▸ EXERCISE:
Write each line out exactly, leaving none out.

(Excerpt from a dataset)
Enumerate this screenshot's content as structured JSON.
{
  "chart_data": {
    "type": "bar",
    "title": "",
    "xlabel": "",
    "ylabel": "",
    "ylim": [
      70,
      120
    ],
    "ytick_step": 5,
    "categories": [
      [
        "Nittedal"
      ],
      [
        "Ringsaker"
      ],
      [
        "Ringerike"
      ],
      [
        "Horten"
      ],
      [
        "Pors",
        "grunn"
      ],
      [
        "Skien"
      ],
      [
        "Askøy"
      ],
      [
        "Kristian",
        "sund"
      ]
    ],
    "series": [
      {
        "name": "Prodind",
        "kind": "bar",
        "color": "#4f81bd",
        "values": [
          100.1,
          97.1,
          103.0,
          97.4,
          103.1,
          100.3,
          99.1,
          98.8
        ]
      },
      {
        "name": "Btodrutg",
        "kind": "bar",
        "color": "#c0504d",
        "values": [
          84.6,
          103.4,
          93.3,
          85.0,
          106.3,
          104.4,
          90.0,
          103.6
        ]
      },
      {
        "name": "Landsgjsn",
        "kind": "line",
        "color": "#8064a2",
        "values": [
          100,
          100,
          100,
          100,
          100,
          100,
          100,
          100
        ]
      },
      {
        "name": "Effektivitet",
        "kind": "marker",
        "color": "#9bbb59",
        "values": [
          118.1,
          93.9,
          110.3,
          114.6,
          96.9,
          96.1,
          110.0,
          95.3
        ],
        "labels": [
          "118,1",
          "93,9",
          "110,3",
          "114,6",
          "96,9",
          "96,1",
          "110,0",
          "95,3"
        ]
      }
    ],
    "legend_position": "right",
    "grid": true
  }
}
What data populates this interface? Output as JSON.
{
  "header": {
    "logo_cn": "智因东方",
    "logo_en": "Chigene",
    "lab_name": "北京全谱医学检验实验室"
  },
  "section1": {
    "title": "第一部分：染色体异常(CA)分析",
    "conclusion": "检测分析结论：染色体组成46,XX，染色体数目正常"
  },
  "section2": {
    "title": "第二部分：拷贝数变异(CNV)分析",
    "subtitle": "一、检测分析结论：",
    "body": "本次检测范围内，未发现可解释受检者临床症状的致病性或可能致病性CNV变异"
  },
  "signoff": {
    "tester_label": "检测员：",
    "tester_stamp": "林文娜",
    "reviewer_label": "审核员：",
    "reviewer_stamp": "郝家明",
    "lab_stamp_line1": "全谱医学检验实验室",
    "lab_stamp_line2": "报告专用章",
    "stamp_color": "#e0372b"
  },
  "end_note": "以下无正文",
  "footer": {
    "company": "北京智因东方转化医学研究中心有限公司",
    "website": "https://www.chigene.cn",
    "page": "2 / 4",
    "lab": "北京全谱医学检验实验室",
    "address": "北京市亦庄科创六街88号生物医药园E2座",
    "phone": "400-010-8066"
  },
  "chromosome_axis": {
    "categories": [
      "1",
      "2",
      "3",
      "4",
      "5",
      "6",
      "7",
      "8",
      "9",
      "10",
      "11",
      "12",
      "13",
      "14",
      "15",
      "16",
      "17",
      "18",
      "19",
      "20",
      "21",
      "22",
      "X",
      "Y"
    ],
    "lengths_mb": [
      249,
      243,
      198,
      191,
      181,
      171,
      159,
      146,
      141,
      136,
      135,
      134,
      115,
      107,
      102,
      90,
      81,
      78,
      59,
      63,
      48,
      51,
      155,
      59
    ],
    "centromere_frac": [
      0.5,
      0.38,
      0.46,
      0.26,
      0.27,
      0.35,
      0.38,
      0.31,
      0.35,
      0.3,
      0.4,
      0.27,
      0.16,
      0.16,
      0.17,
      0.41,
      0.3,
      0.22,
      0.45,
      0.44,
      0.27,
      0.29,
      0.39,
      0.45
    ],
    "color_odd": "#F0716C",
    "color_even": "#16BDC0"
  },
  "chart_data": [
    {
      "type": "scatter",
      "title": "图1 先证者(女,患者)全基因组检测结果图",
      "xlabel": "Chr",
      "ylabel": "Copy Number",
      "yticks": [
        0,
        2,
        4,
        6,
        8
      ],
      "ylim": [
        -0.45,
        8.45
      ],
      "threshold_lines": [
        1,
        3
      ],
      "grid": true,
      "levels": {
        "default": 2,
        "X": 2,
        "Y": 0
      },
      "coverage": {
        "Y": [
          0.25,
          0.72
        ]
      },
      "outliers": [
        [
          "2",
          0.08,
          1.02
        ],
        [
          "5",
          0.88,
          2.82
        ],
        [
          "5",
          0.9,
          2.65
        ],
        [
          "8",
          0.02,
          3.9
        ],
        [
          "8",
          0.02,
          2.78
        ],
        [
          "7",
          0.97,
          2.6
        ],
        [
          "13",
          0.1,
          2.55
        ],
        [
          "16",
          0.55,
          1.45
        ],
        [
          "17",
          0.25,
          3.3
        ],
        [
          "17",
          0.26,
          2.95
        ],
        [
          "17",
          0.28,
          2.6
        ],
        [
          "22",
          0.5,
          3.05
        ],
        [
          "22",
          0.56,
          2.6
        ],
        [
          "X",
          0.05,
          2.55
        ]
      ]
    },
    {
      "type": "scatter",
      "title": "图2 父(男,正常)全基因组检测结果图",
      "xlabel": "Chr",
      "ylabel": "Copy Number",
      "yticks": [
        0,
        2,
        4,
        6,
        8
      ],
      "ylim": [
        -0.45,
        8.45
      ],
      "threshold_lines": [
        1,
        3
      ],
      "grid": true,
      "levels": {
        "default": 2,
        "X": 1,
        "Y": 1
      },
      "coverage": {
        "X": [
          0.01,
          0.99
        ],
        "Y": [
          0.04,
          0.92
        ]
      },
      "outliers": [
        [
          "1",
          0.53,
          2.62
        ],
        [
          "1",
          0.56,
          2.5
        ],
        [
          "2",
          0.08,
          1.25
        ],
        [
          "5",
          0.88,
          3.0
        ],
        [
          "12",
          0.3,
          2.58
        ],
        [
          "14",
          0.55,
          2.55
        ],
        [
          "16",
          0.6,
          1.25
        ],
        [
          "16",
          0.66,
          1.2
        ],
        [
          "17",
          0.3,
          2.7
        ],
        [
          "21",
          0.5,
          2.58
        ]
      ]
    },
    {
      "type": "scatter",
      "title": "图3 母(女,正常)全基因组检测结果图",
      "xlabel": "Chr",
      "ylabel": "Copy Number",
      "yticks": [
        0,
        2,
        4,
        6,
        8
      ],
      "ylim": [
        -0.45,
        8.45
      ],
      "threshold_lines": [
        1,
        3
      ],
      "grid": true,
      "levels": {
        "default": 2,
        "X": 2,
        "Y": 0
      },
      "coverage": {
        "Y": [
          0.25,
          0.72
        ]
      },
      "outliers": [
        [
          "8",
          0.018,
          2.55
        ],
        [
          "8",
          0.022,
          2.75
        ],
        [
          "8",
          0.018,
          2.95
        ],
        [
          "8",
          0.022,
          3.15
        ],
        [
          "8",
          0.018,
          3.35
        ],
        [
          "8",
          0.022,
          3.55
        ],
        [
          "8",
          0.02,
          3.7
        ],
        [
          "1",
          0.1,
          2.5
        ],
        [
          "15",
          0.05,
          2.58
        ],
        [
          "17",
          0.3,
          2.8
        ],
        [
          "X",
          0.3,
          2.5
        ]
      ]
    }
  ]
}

▸ ANSWER TO THIS TASK:
Enumerate this screenshot's content as structured JSON.
{
  "chart_data": {
    "type": "bar",
    "title": "",
    "xlabel": "",
    "ylabel": "",
    "ylim": [
      70,
      120
    ],
    "ytick_step": 5,
    "categories": [
      [
        "Nittedal"
      ],
      [
        "Ringsaker"
      ],
      [
        "Ringerike"
      ],
      [
        "Horten"
      ],
      [
        "Pors",
        "grunn"
      ],
      [
        "Skien"
      ],
      [
        "Askøy"
      ],
      [
        "Kristian",
        "sund"
      ]
    ],
    "series": [
      {
        "name": "Prodind",
        "kind": "bar",
        "color": "#4f81bd",
        "values": [
          100.1,
          97.1,
          103.0,
          97.4,
          103.1,
          100.3,
          99.1,
          98.8
        ]
      },
      {
        "name": "Btodrutg",
        "kind": "bar",
        "color": "#c0504d",
        "values": [
          84.6,
          103.4,
          93.3,
          85.0,
          106.3,
          104.4,
          90.0,
          103.6
        ]
      },
      {
        "name": "Landsgjsn",
        "kind": "line",
        "color": "#8064a2",
        "values": [
          100,
          100,
          100,
          100,
          100,
          100,
          100,
          100
        ]
      },
      {
        "name": "Effektivitet",
        "kind": "marker",
        "color": "#9bbb59",
        "values": [
          118.1,
          93.9,
          110.3,
          114.6,
          96.9,
          96.1,
          110.0,
          95.3
        ],
        "labels": [
          "118,1",
          "93,9",
          "110,3",
          "114,6",
          "96,9",
          "96,1",
          "110,0",
          "95,3"
        ]
      }
    ],
    "legend_position": "right",
    "grid": true
  }
}
What data populates this interface? Output as JSON.
{
  "header": {
    "logo_cn": "智因东方",
    "logo_en": "Chigene",
    "lab_name": "北京全谱医学检验实验室"
  },
  "section1": {
    "title": "第一部分：染色体异常(CA)分析",
    "conclusion": "检测分析结论：染色体组成46,XX，染色体数目正常"
  },
  "section2": {
    "title": "第二部分：拷贝数变异(CNV)分析",
    "subtitle": "一、检测分析结论：",
    "body": "本次检测范围内，未发现可解释受检者临床症状的致病性或可能致病性CNV变异"
  },
  "signoff": {
    "tester_label": "检测员：",
    "tester_stamp": "林文娜",
    "reviewer_label": "审核员：",
    "reviewer_stamp": "郝家明",
    "lab_stamp_line1": "全谱医学检验实验室",
    "lab_stamp_line2": "报告专用章",
    "stamp_color": "#e0372b"
  },
  "end_note": "以下无正文",
  "footer": {
    "company": "北京智因东方转化医学研究中心有限公司",
    "website": "https://www.chigene.cn",
    "page": "2 / 4",
    "lab": "北京全谱医学检验实验室",
    "address": "北京市亦庄科创六街88号生物医药园E2座",
    "phone": "400-010-8066"
  },
  "chromosome_axis": {
    "categories": [
      "1",
      "2",
      "3",
      "4",
      "5",
      "6",
      "7",
      "8",
      "9",
      "10",
      "11",
      "12",
      "13",
      "14",
      "15",
      "16",
      "17",
      "18",
      "19",
      "20",
      "21",
      "22",
      "X",
      "Y"
    ],
    "lengths_mb": [
      249,
      243,
      198,
      191,
      181,
      171,
      159,
      146,
      141,
      136,
      135,
      134,
      115,
      107,
      102,
      90,
      81,
      78,
      59,
      63,
      48,
      51,
      155,
      59
    ],
    "centromere_frac": [
      0.5,
      0.38,
      0.46,
      0.26,
      0.27,
      0.35,
      0.38,
      0.31,
      0.35,
      0.3,
      0.4,
      0.27,
      0.16,
      0.16,
      0.17,
      0.41,
      0.3,
      0.22,
      0.45,
      0.44,
      0.27,
      0.29,
      0.39,
      0.45
    ],
    "color_odd": "#F0716C",
    "color_even": "#16BDC0"
  },
  "chart_data": [
    {
      "type": "scatter",
      "title": "图1 先证者(女,患者)全基因组检测结果图",
      "xlabel": "Chr",
      "ylabel": "Copy Number",
      "yticks": [
        0,
        2,
        4,
        6,
        8
      ],
      "ylim": [
        -0.45,
        8.45
      ],
      "threshold_lines": [
        1,
        3
      ],
      "grid": true,
      "levels": {
        "default": 2,
        "X": 2,
        "Y": 0
      },
      "coverage": {
        "Y": [
          0.25,
          0.72
        ]
      },
      "outliers": [
        [
          "2",
          0.08,
          1.02
        ],
        [
          "5",
          0.88,
          2.82
        ],
        [
          "5",
          0.9,
          2.65
        ],
        [
          "8",
          0.02,
          3.9
        ],
        [
          "8",
          0.02,
          2.78
        ],
        [
          "7",
          0.97,
          2.6
        ],
        [
          "13",
          0.1,
          2.55
        ],
        [
          "16",
          0.55,
          1.45
        ],
        [
          "17",
          0.25,
          3.3
        ],
        [
          "17",
          0.26,
          2.95
        ],
        [
          "17",
          0.28,
          2.6
        ],
        [
          "22",
          0.5,
          3.05
        ],
        [
          "22",
          0.56,
          2.6
        ],
        [
          "X",
          0.05,
          2.55
        ]
      ]
    },
    {
      "type": "scatter",
      "title": "图2 父(男,正常)全基因组检测结果图",
      "xlabel": "Chr",
      "ylabel": "Copy Number",
      "yticks": [
        0,
        2,
        4,
        6,
        8
      ],
      "ylim": [
        -0.45,
        8.45
      ],
      "threshold_lines": [
        1,
        3
      ],
      "grid": true,
      "levels": {
        "default": 2,
        "X": 1,
        "Y": 1
      },
      "coverage": {
        "X": [
          0.01,
          0.99
        ],
        "Y": [
          0.04,
          0.92
        ]
      },
      "outliers": [
        [
          "1",
          0.53,
          2.62
        ],
        [
          "1",
          0.56,
          2.5
        ],
        [
          "2",
          0.08,
          1.25
        ],
        [
          "5",
          0.88,
          3.0
        ],
        [
          "12",
          0.3,
          2.58
        ],
        [
          "14",
          0.55,
          2.55
        ],
        [
          "16",
          0.6,
          1.25
        ],
        [
          "16",
          0.66,
          1.2
        ],
        [
          "17",
          0.3,
          2.7
        ],
        [
          "21",
          0.5,
          2.58
        ]
      ]
    },
    {
      "type": "scatter",
      "title": "图3 母(女,正常)全基因组检测结果图",
      "xlabel": "Chr",
      "ylabel": "Copy Number",
      "yticks": [
        0,
        2,
        4,
        6,
        8
      ],
      "ylim": [
        -0.45,
        8.45
      ],
      "threshold_lines": [
        1,
        3
      ],
      "grid": true,
      "levels": {
        "default": 2,
        "X": 2,
        "Y": 0
      },
      "coverage": {
        "Y": [
          0.25,
          0.72
        ]
      },
      "outliers": [
        [
          "8",
          0.018,
          2.55
        ],
        [
          "8",
          0.022,
          2.75
        ],
        [
          "8",
          0.018,
          2.95
        ],
        [
          "8",
          0.022,
          3.15
        ],
        [
          "8",
          0.018,
          3.35
        ],
        [
          "8",
          0.022,
          3.55
        ],
        [
          "8",
          0.02,
          3.7
        ],
        [
          "1",
          0.1,
          2.5
        ],
        [
          "15",
          0.05,
          2.58
        ],
        [
          "17",
          0.3,
          2.8
        ],
        [
          "X",
          0.3,
          2.5
        ]
      ]
    }
  ]
}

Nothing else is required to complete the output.